• **Document text**:
# # # #
NY Yankees: Brian Cashman Shouldn't Think of Trading Jesus Montero for Starter

Perry ArnoldSenior Analyst IApril 14, 2011

Jesus Montero Could Be a Yankee Star for 15 Years
Jesus Montero Could Be a Yankee Star for 15 YearsJim McIsaac/Getty Images

In today's New York Daily News, John Harper wrote that Jesus Montero's hot start in Triple-A may give Brian Cashman a better opportunity to trade for a top-of-the-line starting pitcher.

I think someone should shoot Cashman right in the head if he even thinks of trading Montero for a starter.

And then go shoot Harper for suggesting it.

Last summer, as the Yankees desperately tried to trade for the Mariner's Cliff Lee, reports surfaced that Cashman was willing to include Montero in the deal, but that the young shortstop Eduardo Nunez would not be included.

Let's analyze that for just a minute.

The Yankees were in need of starting pitching. Lee was the best prospect out there. Any team in a pennant race should have wanted him.

At that point though, Cashman would have been renting Lee for a little over two months in the regular season and for the playoffs.

There was no certainty Lee would stay with the Yankees for 2011. All the proof you need for that is when Lee went back to the Phillies for less money, even after Cashman opened Scrooge McDuck's bank vaults in January.

To rent Lee for less than half a season though, the Yankees were willing to give up their top prospect in Montero, but not Nunez.

Analyze a little more.

The Yankee shortstop last July was a fella named Derek Jeter. He was in his "walk" year. (Like he was really going to walk!)

Theoretically (quantum physics kinda theory here), Jeter would be gone, and the Yanks would be out of a shortstop come November.

So, Cashman would have had to keep Nunez in case Jeter did indeed walk away from New York.

Montero has been touted by everyone who has seen him as a can't-miss,major-league hitter. He has hit superbly at every level of the minor leagues.

He is hitting .448 through the few games the Scranton Yankees have played in Triple-A so far this season.

Harper thinks that is just grand because the better Montero hits in Scranton, the better chances Cashman has of landing a starting pitcher.

Just how valuable does Harper think a front-line starter will be? Or how valuable does Cashman think one would be?

Valuable enough to give up Montero?  In the humble opinion of this writer, that is stupid.

The Yankees had question marks with their starting pitching in 2009 and still won the World Series.

The Yankees had serious problems with their starting staff in 2010 and still made it to the ALCS.

Another example, in 2008, the Tampa Bay Rays went to the World Series with no starters winning more than 14 games.

Montero can be a major league catcher. He showed that early in Spring Training this year when everyone was raving about his defense. He fell off about half way through camp, both defensively and with the stick.

But this kid is only 21 years old. He could be the answer for the Yankees behind the plate for the next 15 years. How often will the team have an opportunity to have a catcher who can tear it up with the bat for 15 years?


That is how often.

Jorge Posada has been a great offensive asset. On the other side of the ball, he has been a less-than-average defensive catcher, causing problems to the point that some big-name pitchers did not want to throw to him.

Can Montero possibly be any worse behind the plate than Posada was for more than a dozen  years? 

The answer is no.

Cashman wanted to protect a shortstop last summer who has proven nothing, while dangling a stud catcher who is going to be a star in the major leagues.

I repeat, if Montero continues to tear it up at Triple-A and Harper convinces Cashman to trade him for an arm, please, somebody shoot them both right in the head.
# # # #
• **Records shown**:
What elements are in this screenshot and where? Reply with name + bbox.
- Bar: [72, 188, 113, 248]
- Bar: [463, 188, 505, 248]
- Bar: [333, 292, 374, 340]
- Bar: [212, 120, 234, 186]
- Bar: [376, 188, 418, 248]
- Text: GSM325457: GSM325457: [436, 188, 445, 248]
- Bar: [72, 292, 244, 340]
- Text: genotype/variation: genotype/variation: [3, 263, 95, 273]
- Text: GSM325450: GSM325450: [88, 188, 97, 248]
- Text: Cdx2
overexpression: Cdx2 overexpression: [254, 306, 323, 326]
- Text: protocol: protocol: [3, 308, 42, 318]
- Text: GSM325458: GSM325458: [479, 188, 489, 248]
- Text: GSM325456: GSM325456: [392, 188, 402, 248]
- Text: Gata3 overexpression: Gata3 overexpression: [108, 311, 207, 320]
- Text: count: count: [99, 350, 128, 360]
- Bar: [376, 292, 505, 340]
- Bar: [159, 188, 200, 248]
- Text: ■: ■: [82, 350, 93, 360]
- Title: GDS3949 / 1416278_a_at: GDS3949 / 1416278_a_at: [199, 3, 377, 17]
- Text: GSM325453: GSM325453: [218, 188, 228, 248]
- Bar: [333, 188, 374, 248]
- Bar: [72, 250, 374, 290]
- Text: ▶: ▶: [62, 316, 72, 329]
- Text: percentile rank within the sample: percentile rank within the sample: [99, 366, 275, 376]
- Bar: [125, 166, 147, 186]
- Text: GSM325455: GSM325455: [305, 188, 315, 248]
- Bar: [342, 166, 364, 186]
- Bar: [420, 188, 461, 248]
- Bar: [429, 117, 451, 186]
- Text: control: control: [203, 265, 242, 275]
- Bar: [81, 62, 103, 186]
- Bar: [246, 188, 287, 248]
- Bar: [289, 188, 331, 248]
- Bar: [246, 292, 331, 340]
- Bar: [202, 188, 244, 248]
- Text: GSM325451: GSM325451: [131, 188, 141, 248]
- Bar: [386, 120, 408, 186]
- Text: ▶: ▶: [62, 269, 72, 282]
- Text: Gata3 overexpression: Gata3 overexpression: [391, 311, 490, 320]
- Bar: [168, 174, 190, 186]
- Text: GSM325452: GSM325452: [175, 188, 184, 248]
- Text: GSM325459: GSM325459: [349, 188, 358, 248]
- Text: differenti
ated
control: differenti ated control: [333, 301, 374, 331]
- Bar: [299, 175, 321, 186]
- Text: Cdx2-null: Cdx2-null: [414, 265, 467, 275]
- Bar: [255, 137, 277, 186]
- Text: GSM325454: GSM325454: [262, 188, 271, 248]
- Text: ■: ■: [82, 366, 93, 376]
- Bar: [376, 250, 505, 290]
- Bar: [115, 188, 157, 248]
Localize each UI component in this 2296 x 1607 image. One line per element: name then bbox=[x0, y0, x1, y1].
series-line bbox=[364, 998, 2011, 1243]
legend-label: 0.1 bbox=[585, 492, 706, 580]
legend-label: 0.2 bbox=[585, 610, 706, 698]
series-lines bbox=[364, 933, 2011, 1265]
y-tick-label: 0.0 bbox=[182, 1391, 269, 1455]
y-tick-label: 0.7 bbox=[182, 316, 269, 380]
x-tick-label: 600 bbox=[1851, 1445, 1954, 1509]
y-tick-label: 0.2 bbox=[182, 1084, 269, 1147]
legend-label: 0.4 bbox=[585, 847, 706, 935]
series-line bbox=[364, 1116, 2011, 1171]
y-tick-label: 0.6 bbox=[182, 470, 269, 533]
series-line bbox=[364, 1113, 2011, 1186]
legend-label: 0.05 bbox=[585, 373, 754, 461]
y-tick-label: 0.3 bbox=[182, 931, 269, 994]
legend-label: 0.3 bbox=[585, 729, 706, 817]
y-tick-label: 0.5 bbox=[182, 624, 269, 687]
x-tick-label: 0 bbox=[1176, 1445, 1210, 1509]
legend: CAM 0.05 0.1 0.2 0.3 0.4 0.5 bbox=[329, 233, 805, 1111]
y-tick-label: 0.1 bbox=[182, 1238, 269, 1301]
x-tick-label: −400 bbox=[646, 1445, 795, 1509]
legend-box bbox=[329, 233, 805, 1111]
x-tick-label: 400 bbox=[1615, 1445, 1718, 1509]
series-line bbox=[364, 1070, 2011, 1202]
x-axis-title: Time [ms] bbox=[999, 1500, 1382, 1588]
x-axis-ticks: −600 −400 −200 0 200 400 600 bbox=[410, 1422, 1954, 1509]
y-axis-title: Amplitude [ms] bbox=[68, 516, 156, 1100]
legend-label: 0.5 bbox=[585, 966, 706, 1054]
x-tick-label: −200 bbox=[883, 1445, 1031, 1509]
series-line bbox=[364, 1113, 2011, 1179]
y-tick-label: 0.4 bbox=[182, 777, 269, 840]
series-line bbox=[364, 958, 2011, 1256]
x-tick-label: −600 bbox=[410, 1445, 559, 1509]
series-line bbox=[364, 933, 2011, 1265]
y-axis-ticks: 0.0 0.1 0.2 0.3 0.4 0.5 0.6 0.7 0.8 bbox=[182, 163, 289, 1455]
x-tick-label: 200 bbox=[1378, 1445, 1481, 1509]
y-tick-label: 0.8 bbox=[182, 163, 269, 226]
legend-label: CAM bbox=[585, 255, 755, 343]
# # # #
• **Activity 1**: Translate this sentence from the Jesus Montero article into Spanish: "The Yankees had serious problems with their starting staff in 2010 and still made it to the ALCS."
• **Activity 2**: According to the Jesus Montero article, what batting average was Montero posting in the Scranton Yankees' early Triple-A games?
• **Activity 3**: Write out everything in the Jesus Montero article from "Last summer, as" down to "for the playoffs.".
Rely only on the article about Jesus Montero, not on the records.

• **Result 1**: Los Yankees tuvieron serios problemas con su cuerpo de abridores en 2010 y aun así llegaron a la ALCS.

• **Result 2**: He was hitting .448.

• **Result 3**:
Last summer, as the Yankees desperately tried to trade for the Mariner's Cliff Lee, reports surfaced that Cashman was willing to include Montero in the deal, but that the young shortstop Eduardo Nunez would not be included.

Let's analyze that for just a minute.

The Yankees were in need of starting pitching. Lee was the best prospect out there. Any team in a pennant race should have wanted him.

At that point though, Cashman would have been renting Lee for a little over two months in the regular season and for the playoffs.